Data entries
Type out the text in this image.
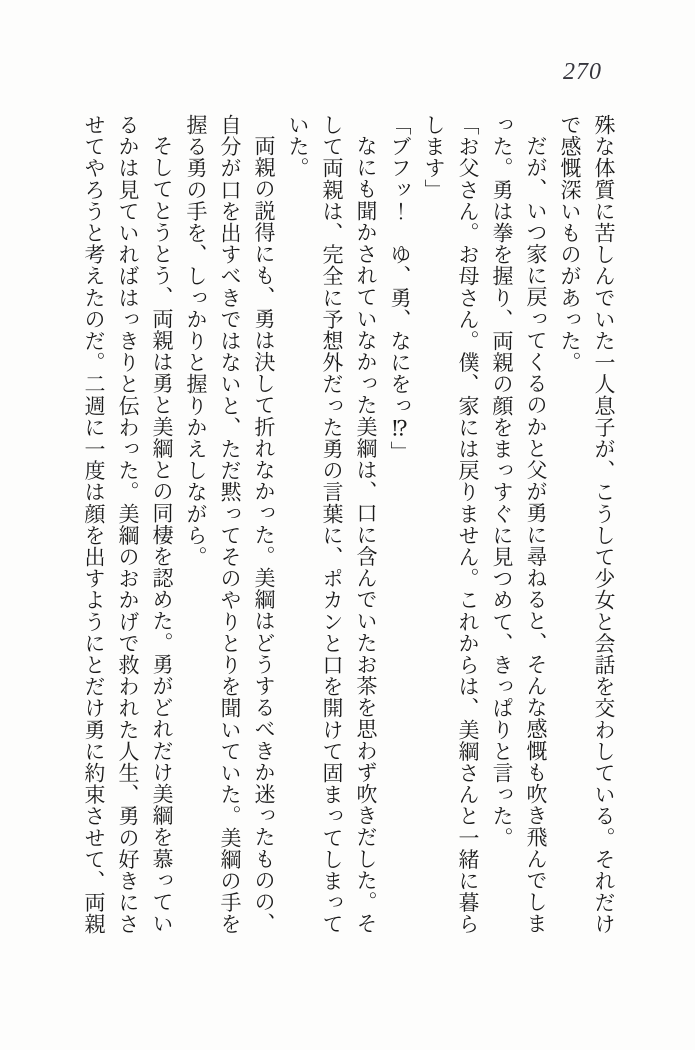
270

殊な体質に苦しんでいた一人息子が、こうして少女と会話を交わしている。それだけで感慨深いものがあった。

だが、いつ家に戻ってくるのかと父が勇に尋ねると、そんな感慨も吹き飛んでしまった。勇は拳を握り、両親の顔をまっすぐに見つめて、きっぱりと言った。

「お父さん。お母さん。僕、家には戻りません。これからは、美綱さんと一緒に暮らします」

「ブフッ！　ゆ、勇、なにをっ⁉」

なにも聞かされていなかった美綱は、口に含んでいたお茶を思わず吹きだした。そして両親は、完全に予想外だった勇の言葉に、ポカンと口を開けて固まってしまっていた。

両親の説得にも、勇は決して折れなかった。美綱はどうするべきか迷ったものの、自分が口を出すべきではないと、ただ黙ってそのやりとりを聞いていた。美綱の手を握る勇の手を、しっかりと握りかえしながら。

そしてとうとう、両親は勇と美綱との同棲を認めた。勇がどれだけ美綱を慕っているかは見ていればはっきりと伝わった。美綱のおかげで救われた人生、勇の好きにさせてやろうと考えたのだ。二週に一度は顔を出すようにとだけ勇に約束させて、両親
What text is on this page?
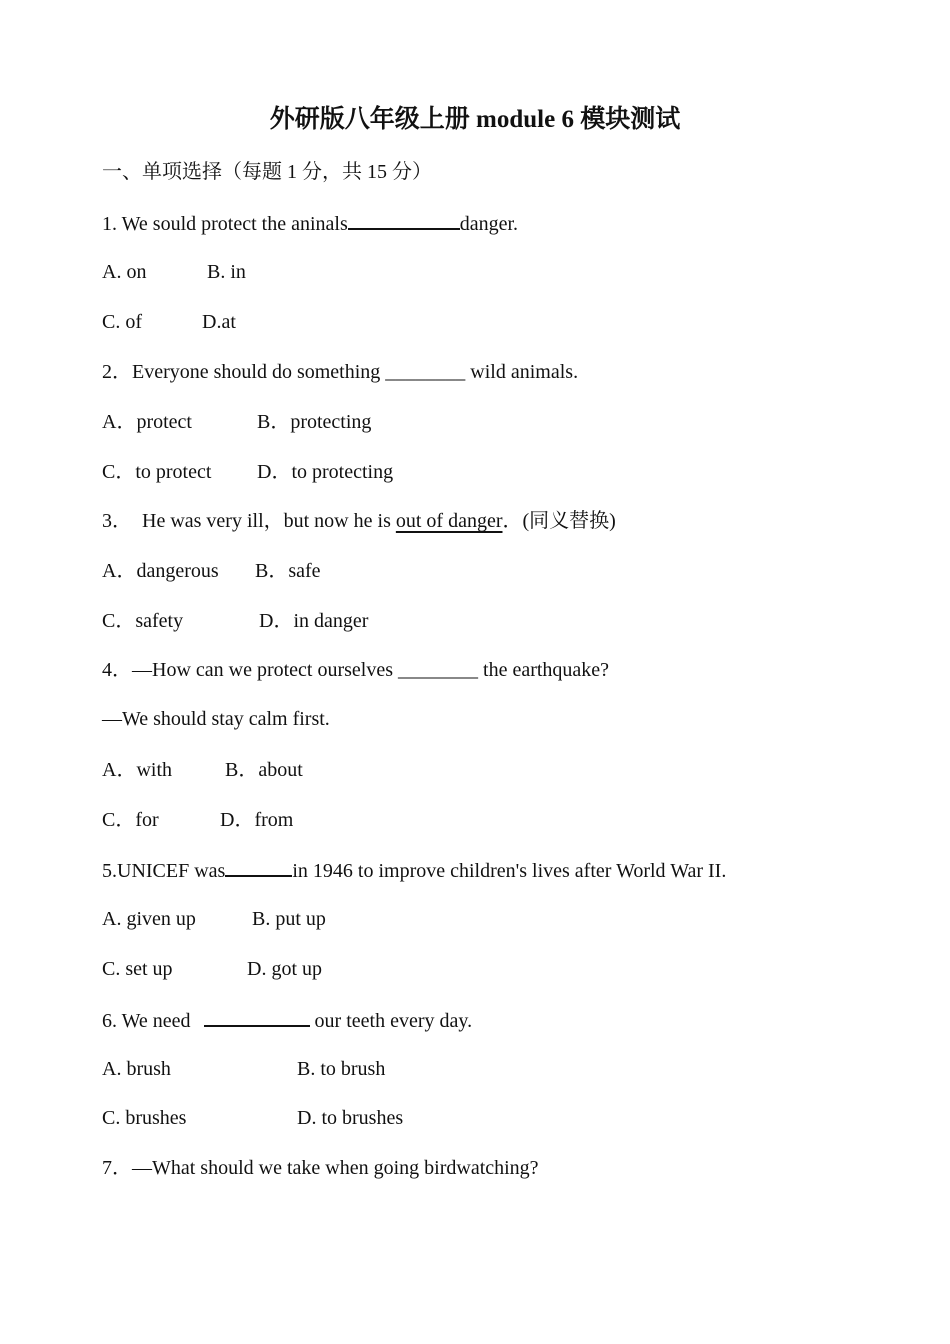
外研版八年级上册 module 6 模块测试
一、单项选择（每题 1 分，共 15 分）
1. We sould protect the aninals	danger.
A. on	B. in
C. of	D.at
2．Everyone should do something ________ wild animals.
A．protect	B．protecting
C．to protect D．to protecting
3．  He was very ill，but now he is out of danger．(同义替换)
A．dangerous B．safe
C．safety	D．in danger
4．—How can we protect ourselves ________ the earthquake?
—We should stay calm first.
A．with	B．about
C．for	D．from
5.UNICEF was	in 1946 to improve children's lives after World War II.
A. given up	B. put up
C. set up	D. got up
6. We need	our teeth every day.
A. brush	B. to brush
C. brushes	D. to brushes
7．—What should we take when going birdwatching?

**SHORT EXERCISE**
Transcribe all the records above word for word, without their images.

**FINAL ANSWER**
Type out the text in this image.
270

殊な体質に苦しんでいた一人息子が、こうして少女と会話を交わしている。それだけで感慨深いものがあった。

だが、いつ家に戻ってくるのかと父が勇に尋ねると、そんな感慨も吹き飛んでしまった。勇は拳を握り、両親の顔をまっすぐに見つめて、きっぱりと言った。

「お父さん。お母さん。僕、家には戻りません。これからは、美綱さんと一緒に暮らします」

「ブフッ！　ゆ、勇、なにをっ⁉」

なにも聞かされていなかった美綱は、口に含んでいたお茶を思わず吹きだした。そして両親は、完全に予想外だった勇の言葉に、ポカンと口を開けて固まってしまっていた。

両親の説得にも、勇は決して折れなかった。美綱はどうするべきか迷ったものの、自分が口を出すべきではないと、ただ黙ってそのやりとりを聞いていた。美綱の手を握る勇の手を、しっかりと握りかえしながら。

そしてとうとう、両親は勇と美綱との同棲を認めた。勇がどれだけ美綱を慕っているかは見ていればはっきりと伝わった。美綱のおかげで救われた人生、勇の好きにさせてやろうと考えたのだ。二週に一度は顔を出すようにとだけ勇に約束させて、両親
What text is on this page?
外研版八年级上册 module 6 模块测试
一、单项选择（每题 1 分，共 15 分）
1. We sould protect the aninals	danger.
A. on	B. in
C. of	D.at
2．Everyone should do something ________ wild animals.
A．protect	B．protecting
C．to protect D．to protecting
3．  He was very ill，but now he is out of danger．(同义替换)
A．dangerous B．safe
C．safety	D．in danger
4．—How can we protect ourselves ________ the earthquake?
—We should stay calm first.
A．with	B．about
C．for	D．from
5.UNICEF was	in 1946 to improve children's lives after World War II.
A. given up	B. put up
C. set up	D. got up
6. We need	our teeth every day.
A. brush	B. to brush
C. brushes	D. to brushes
7．—What should we take when going birdwatching?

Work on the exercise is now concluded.